* PROMPT 1 *
On which processors is Instruction-Based Sampling available, according to the page on IBS derived events?
* PROMPT 2 *
Render this sentence from the page on IBS derived events in Spanish: "The number of attempted fetches should equal the sum of the number of completed fetches and the number of aborted fetches."
* PROMPT 3 *
Write out everything in the page on IBS derived events from "Abbreviation: IBS fetch killed" down to "killed fetch samples.)".
--- Start SELECTED EXCERPT ---
This section describes the derived events for Instruction-Based Sampling (IBS.) IBS is available on AMD Family 10h processors.
Abbreviation: IBS fetch
The number of all IBS fetch samples. This derived event counts the number of all IBS fetch samples that were collected including IBS-killed fetch samples.
Abbreviation: IBS fetch killed
The number of IBS sampled fetches that were killed fetches. A fetch operation is killed if the fetch did not reach ITLB or IC access. The number of killed fetch samples is not generally useful for analysis and are filtered out in other derived IBS fetch events (except Event Select 0xF000 which counts all IBS fetch samples including IBS killed fetch samples.)
Abbreviation: IBS fetch attempt
The number of IBS sampled fetches that were not killed fetch attempts. This derived event measures the number of useful fetch attempts and does not include the number of IBS killed fetch samples. This event should be used to compute ratios such as the ratio of IBS fetch IC misses to attempted fetches.
The number of attempted fetches should equal the sum of the number of completed fetches and the number of aborted fetches.
Abbreviation: IBS fetch comp
The number of IBS sampled fetches that completed. A fetch is completed if the attempted fetch delivers instruction data to the instruction decoder. Although the instruction data was delivered, it may still not be used (e.g., the instruction data may have been on the "wrong path" of an incorrectly predicted branch.)
Abbreviation: IBS fetch abort
The number of IBS sampled fetches that aborted. An attempted fetch is aborted if it did not complete and deliver instruction data to the decoder. An attempted fetch may abort at any point in the process of fetching instruction data. An abort may be due to a branch redirection as the result of a mispredicted branch.
--- End SELECTED EXCERPT ---
--- Start SOURCE EXCERPT ---
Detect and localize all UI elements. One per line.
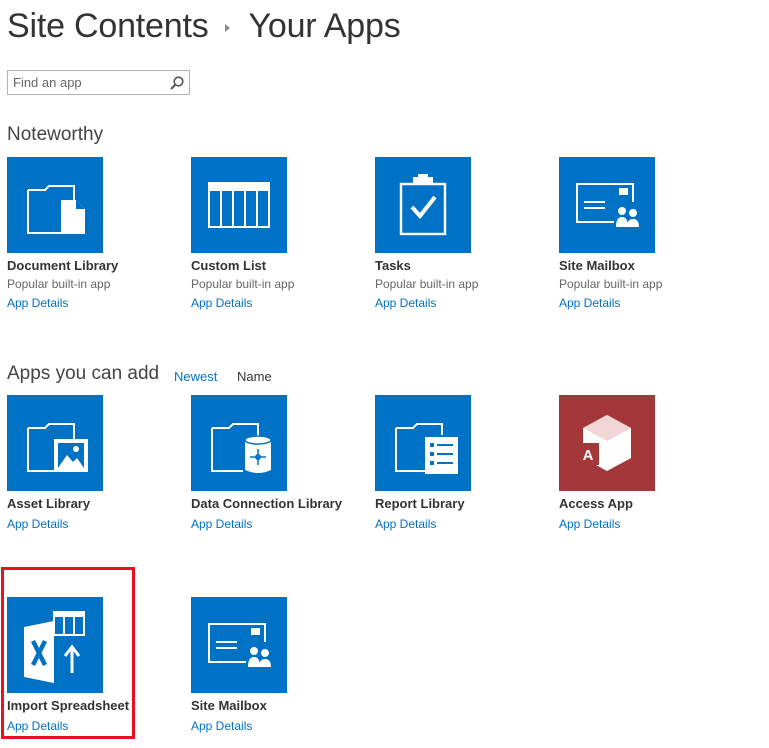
--- End SOURCE EXCERPT ---
* FULL ANSWER 1 *
AMD Family 10h processors.

* FULL ANSWER 2 *
El número de búsquedas intentadas debería ser igual a la suma del número de búsquedas completadas y el número de búsquedas abortadas.

* FULL ANSWER 3 *
Abbreviation: IBS fetch killed
The number of IBS sampled fetches that were killed fetches. A fetch operation is killed if the fetch did not reach ITLB or IC access. The number of killed fetch samples is not generally useful for analysis and are filtered out in other derived IBS fetch events (except Event Select 0xF000 which counts all IBS fetch samples including IBS killed fetch samples.)